• _Problem statement_
Produce a word-for-word copy of the listing below without its pictures.

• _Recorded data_
┌────────
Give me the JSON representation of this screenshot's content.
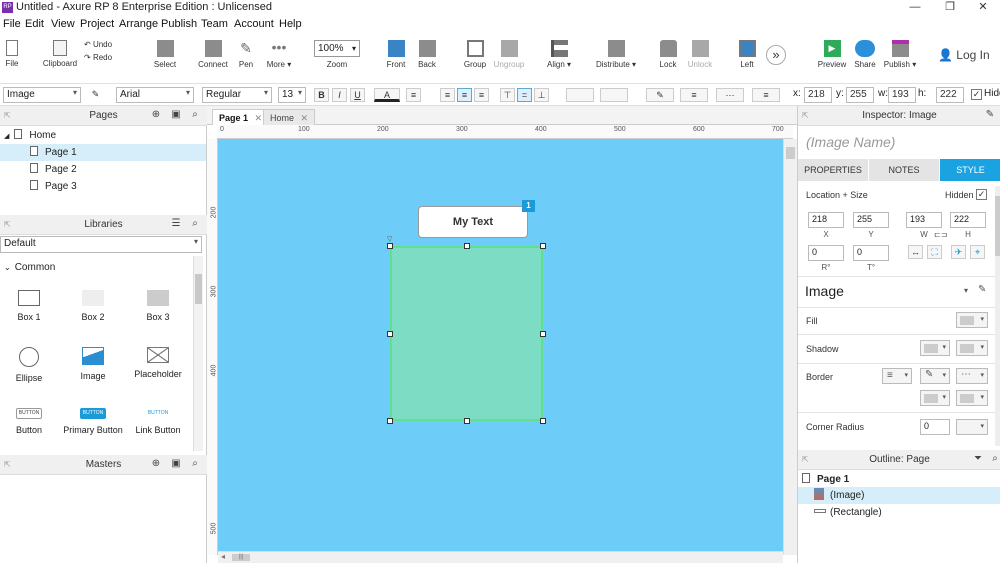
{
  "window": {
    "title": "Untitled - Axure RP 8 Enterprise Edition : Unlicensed",
    "app_icon": "RP",
    "minimize": "—",
    "maximize": "❐",
    "close": "✕"
  },
  "menu": [
    "File",
    "Edit",
    "View",
    "Project",
    "Arrange",
    "Publish",
    "Team",
    "Account",
    "Help"
  ],
  "toolbar": {
    "file": "File",
    "clipboard": "Clipboard",
    "undo": "Undo",
    "redo": "Redo",
    "select": "Select",
    "connect": "Connect",
    "pen": "Pen",
    "more": "More ▾",
    "zoom_value": "100%",
    "zoom": "Zoom",
    "front": "Front",
    "back": "Back",
    "group": "Group",
    "ungroup": "Ungroup",
    "align": "Align ▾",
    "distribute": "Distribute ▾",
    "lock": "Lock",
    "unlock": "Unlock",
    "left": "Left",
    "preview": "Preview",
    "share": "Share",
    "publish": "Publish ▾",
    "login": "Log In",
    "overflow": "»"
  },
  "format": {
    "widget_type": "Image",
    "font": "Arial",
    "weight": "Regular",
    "size": "13",
    "bold": "B",
    "italic": "I",
    "underline": "U",
    "text_color": "A",
    "x_label": "x:",
    "x": "218",
    "y_label": "y:",
    "y": "255",
    "w_label": "w:",
    "w": "193",
    "h_label": "h:",
    "h": "222",
    "hidden_label": "Hidd"
  },
  "pages_panel": {
    "title": "Pages",
    "items": [
      {
        "label": "Home"
      },
      {
        "label": "Page 1"
      },
      {
        "label": "Page 2"
      },
      {
        "label": "Page 3"
      }
    ]
  },
  "libraries_panel": {
    "title": "Libraries",
    "selected": "Default",
    "group": "Common",
    "items": [
      "Box 1",
      "Box 2",
      "Box 3",
      "Ellipse",
      "Image",
      "Placeholder",
      "Button",
      "Primary Button",
      "Link Button"
    ],
    "button_caption": "BUTTON"
  },
  "masters_panel": {
    "title": "Masters"
  },
  "canvas": {
    "tabs": [
      "Page 1",
      "Home"
    ],
    "tab_close": "✕",
    "ruler_h": [
      "0",
      "100",
      "200",
      "300",
      "400",
      "500",
      "600",
      "700"
    ],
    "ruler_v": [
      "200",
      "300",
      "400",
      "500"
    ],
    "widget_text": "My Text",
    "badge": "1",
    "scroll_left": "◂",
    "scroll_grip": "|||",
    "background": "#6ecdf8"
  },
  "inspector": {
    "title": "Inspector: Image",
    "name_placeholder": "(Image Name)",
    "tabs": [
      "PROPERTIES",
      "NOTES",
      "STYLE"
    ],
    "location_size": "Location + Size",
    "hidden": "Hidden",
    "x": "218",
    "y": "255",
    "w": "193",
    "h": "222",
    "x_lbl": "X",
    "y_lbl": "Y",
    "w_lbl": "W",
    "h_lbl": "H",
    "rot1": "0",
    "rot2": "0",
    "rot1_lbl": "R°",
    "rot2_lbl": "T°",
    "style_name": "Image",
    "fill": "Fill",
    "shadow": "Shadow",
    "border": "Border",
    "corner_radius": "Corner Radius",
    "corner_value": "0"
  },
  "outline": {
    "title": "Outline: Page",
    "page": "Page 1",
    "items": [
      "(Image)",
      "(Rectangle)"
    ]
  }
}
└────────
• _Problem solution_
Give me the JSON representation of this screenshot's content.
{
  "window": {
    "title": "Untitled - Axure RP 8 Enterprise Edition : Unlicensed",
    "app_icon": "RP",
    "minimize": "—",
    "maximize": "❐",
    "close": "✕"
  },
  "menu": [
    "File",
    "Edit",
    "View",
    "Project",
    "Arrange",
    "Publish",
    "Team",
    "Account",
    "Help"
  ],
  "toolbar": {
    "file": "File",
    "clipboard": "Clipboard",
    "undo": "Undo",
    "redo": "Redo",
    "select": "Select",
    "connect": "Connect",
    "pen": "Pen",
    "more": "More ▾",
    "zoom_value": "100%",
    "zoom": "Zoom",
    "front": "Front",
    "back": "Back",
    "group": "Group",
    "ungroup": "Ungroup",
    "align": "Align ▾",
    "distribute": "Distribute ▾",
    "lock": "Lock",
    "unlock": "Unlock",
    "left": "Left",
    "preview": "Preview",
    "share": "Share",
    "publish": "Publish ▾",
    "login": "Log In",
    "overflow": "»"
  },
  "format": {
    "widget_type": "Image",
    "font": "Arial",
    "weight": "Regular",
    "size": "13",
    "bold": "B",
    "italic": "I",
    "underline": "U",
    "text_color": "A",
    "x_label": "x:",
    "x": "218",
    "y_label": "y:",
    "y": "255",
    "w_label": "w:",
    "w": "193",
    "h_label": "h:",
    "h": "222",
    "hidden_label": "Hidd"
  },
  "pages_panel": {
    "title": "Pages",
    "items": [
      {
        "label": "Home"
      },
      {
        "label": "Page 1"
      },
      {
        "label": "Page 2"
      },
      {
        "label": "Page 3"
      }
    ]
  },
  "libraries_panel": {
    "title": "Libraries",
    "selected": "Default",
    "group": "Common",
    "items": [
      "Box 1",
      "Box 2",
      "Box 3",
      "Ellipse",
      "Image",
      "Placeholder",
      "Button",
      "Primary Button",
      "Link Button"
    ],
    "button_caption": "BUTTON"
  },
  "masters_panel": {
    "title": "Masters"
  },
  "canvas": {
    "tabs": [
      "Page 1",
      "Home"
    ],
    "tab_close": "✕",
    "ruler_h": [
      "0",
      "100",
      "200",
      "300",
      "400",
      "500",
      "600",
      "700"
    ],
    "ruler_v": [
      "200",
      "300",
      "400",
      "500"
    ],
    "widget_text": "My Text",
    "badge": "1",
    "scroll_left": "◂",
    "scroll_grip": "|||",
    "background": "#6ecdf8"
  },
  "inspector": {
    "title": "Inspector: Image",
    "name_placeholder": "(Image Name)",
    "tabs": [
      "PROPERTIES",
      "NOTES",
      "STYLE"
    ],
    "location_size": "Location + Size",
    "hidden": "Hidden",
    "x": "218",
    "y": "255",
    "w": "193",
    "h": "222",
    "x_lbl": "X",
    "y_lbl": "Y",
    "w_lbl": "W",
    "h_lbl": "H",
    "rot1": "0",
    "rot2": "0",
    "rot1_lbl": "R°",
    "rot2_lbl": "T°",
    "style_name": "Image",
    "fill": "Fill",
    "shadow": "Shadow",
    "border": "Border",
    "corner_radius": "Corner Radius",
    "corner_value": "0"
  },
  "outline": {
    "title": "Outline: Page",
    "page": "Page 1",
    "items": [
      "(Image)",
      "(Rectangle)"
    ]
  }
}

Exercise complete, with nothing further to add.